What you have to do: Below are the entries; count the lines in them that contain the word "ffffff" and give only the number.

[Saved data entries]
▬▬▬▬▬▬▬▬▬▬

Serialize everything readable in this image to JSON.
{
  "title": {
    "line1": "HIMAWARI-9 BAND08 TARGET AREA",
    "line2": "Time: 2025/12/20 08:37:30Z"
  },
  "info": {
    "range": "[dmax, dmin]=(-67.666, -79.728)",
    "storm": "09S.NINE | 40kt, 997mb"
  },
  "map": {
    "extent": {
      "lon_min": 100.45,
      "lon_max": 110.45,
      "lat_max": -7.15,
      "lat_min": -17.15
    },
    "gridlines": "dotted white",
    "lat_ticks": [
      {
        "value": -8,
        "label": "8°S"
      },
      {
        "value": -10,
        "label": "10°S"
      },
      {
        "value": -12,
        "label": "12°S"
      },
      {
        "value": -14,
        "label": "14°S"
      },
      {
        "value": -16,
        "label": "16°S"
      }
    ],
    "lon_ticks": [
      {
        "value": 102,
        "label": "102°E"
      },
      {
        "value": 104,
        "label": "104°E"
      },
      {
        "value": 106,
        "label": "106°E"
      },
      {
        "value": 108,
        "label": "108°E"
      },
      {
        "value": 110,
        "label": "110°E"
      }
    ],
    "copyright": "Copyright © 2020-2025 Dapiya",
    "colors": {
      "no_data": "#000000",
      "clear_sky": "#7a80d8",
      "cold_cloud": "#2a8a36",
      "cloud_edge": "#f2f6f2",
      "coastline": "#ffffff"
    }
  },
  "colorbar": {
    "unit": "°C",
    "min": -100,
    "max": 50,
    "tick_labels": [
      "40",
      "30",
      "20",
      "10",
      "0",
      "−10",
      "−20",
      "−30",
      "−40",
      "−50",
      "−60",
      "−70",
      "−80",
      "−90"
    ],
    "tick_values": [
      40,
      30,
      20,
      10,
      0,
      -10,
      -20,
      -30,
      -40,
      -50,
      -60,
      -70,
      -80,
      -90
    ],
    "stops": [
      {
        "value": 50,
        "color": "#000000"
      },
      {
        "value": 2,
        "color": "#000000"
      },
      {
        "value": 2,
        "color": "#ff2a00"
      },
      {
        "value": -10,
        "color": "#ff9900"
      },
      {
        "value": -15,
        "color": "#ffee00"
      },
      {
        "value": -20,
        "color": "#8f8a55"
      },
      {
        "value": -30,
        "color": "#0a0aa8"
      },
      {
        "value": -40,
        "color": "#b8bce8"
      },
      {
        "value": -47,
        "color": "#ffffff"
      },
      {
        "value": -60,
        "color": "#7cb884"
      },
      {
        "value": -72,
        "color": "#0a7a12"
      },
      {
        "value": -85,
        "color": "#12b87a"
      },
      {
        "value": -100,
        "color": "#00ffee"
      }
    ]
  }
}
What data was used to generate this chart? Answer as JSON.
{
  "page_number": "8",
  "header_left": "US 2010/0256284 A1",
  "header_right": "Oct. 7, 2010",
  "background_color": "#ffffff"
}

▬▬▬▬▬▬▬▬▬▬

Worked solution: 3